::: EXERCISE DATA :::

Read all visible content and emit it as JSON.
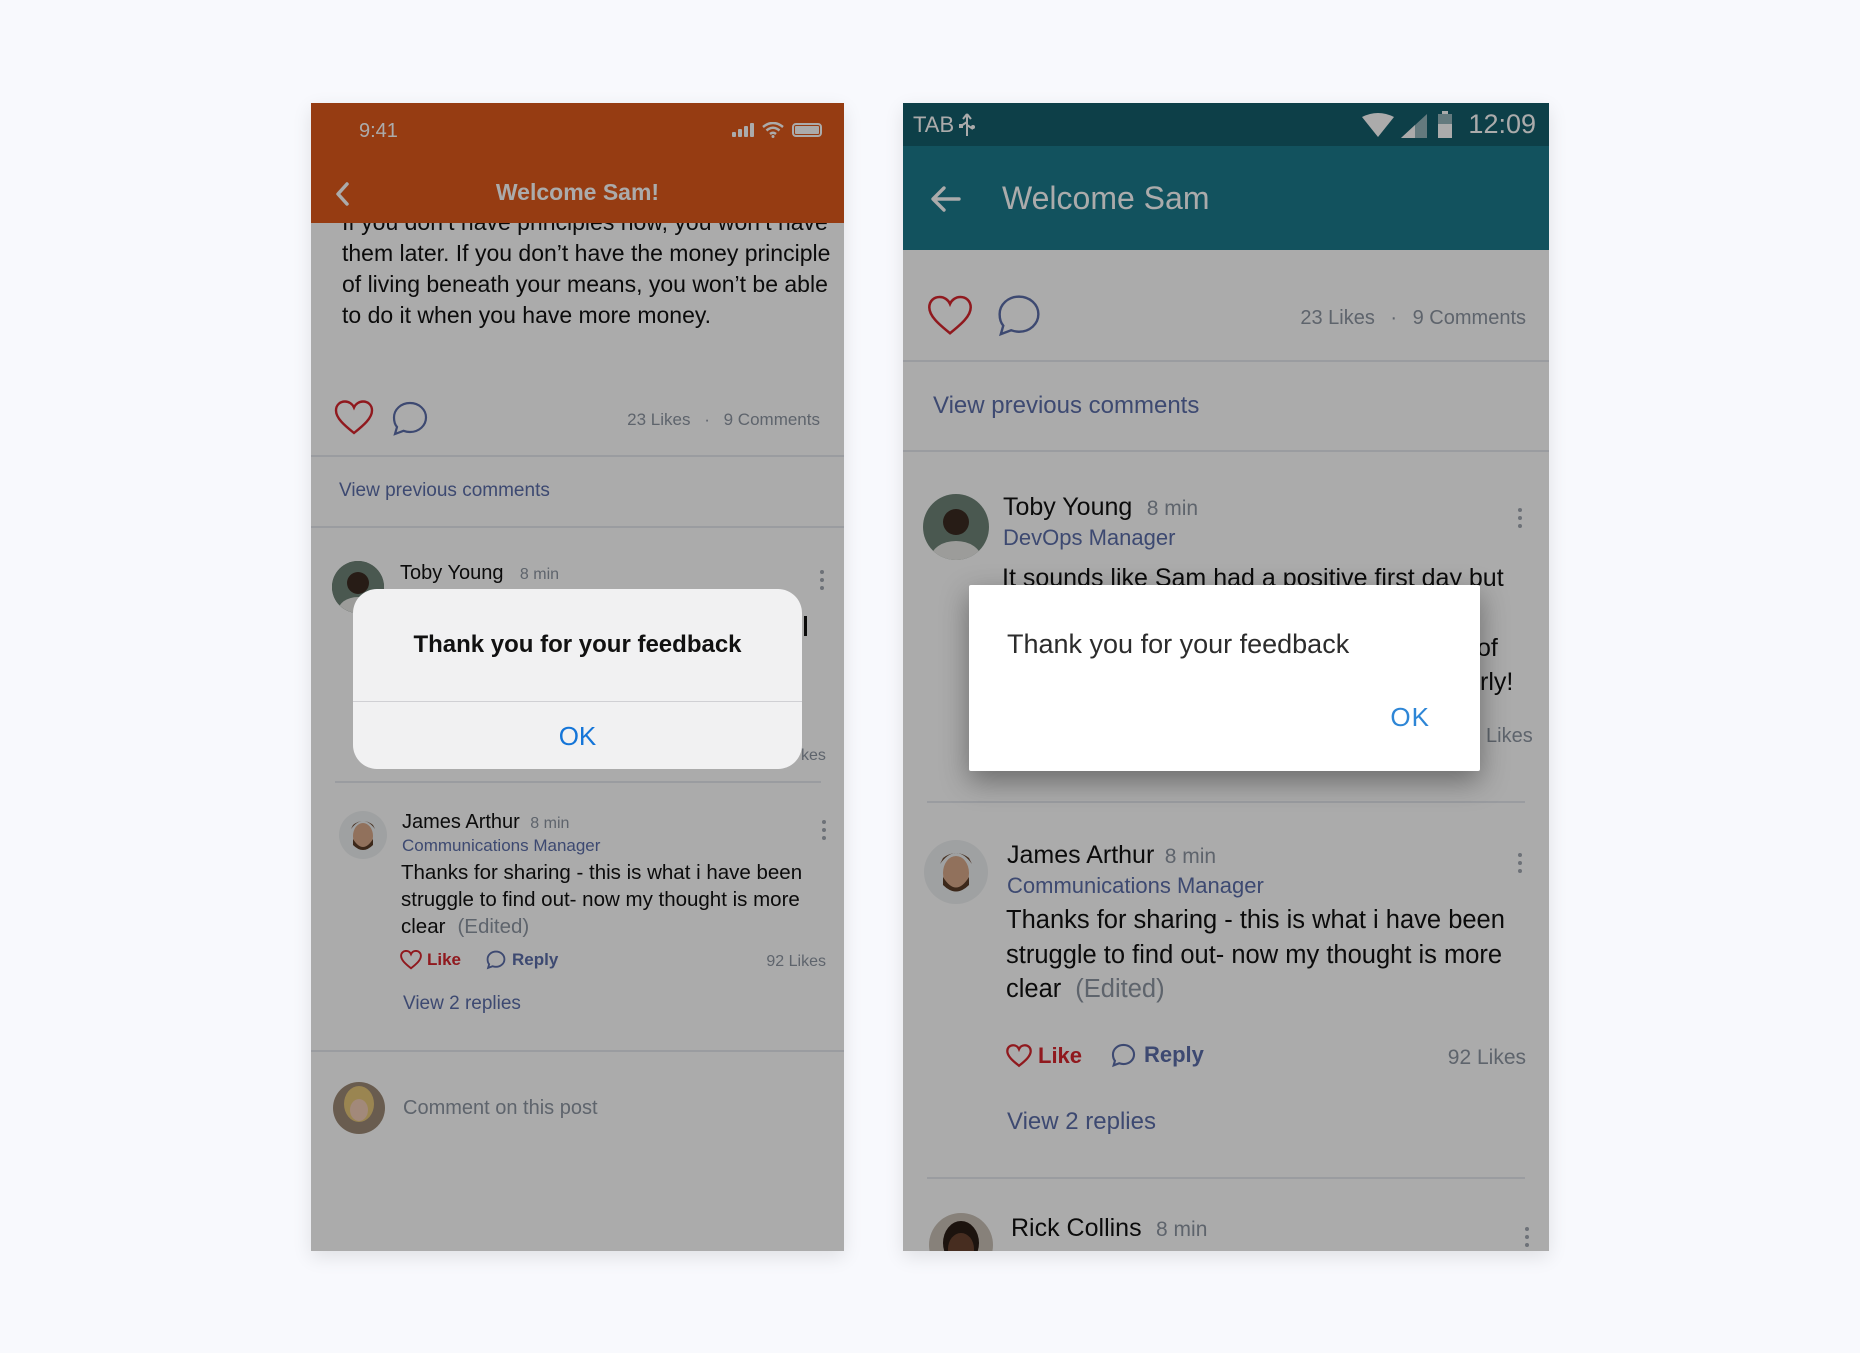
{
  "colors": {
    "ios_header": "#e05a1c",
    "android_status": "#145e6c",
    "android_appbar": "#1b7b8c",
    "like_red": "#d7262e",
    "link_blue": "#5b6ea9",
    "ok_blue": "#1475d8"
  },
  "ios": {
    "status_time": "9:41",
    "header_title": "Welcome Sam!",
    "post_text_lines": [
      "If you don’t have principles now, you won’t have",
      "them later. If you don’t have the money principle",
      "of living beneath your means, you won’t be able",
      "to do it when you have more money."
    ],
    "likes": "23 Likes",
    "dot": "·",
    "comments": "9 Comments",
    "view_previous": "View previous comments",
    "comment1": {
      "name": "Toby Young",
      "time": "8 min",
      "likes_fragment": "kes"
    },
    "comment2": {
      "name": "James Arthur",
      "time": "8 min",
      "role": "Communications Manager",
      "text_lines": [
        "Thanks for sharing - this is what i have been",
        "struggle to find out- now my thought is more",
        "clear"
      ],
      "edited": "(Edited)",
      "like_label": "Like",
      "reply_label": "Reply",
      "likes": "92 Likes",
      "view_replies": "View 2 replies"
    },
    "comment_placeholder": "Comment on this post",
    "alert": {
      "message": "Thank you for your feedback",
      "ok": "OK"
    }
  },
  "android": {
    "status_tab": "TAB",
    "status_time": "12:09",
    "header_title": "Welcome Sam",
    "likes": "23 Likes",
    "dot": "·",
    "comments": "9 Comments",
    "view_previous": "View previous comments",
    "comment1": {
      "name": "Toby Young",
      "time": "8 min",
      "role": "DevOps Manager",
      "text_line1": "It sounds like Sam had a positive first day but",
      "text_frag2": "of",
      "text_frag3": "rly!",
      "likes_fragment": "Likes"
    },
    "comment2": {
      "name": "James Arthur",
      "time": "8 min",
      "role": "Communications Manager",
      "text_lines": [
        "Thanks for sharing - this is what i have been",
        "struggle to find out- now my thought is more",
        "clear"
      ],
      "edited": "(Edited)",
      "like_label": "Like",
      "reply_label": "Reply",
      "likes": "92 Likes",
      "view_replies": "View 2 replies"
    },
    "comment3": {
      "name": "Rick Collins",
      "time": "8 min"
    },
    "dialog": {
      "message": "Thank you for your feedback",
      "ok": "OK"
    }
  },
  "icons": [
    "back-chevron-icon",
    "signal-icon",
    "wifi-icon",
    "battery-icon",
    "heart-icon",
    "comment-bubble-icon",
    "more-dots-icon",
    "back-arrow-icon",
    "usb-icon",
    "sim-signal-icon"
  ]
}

:::

Return all lines containing "Welcome".

* **SOLUTION TO THIS TASK**:
    "header_title": "Welcome Sam!",
    "header_title": "Welcome Sam",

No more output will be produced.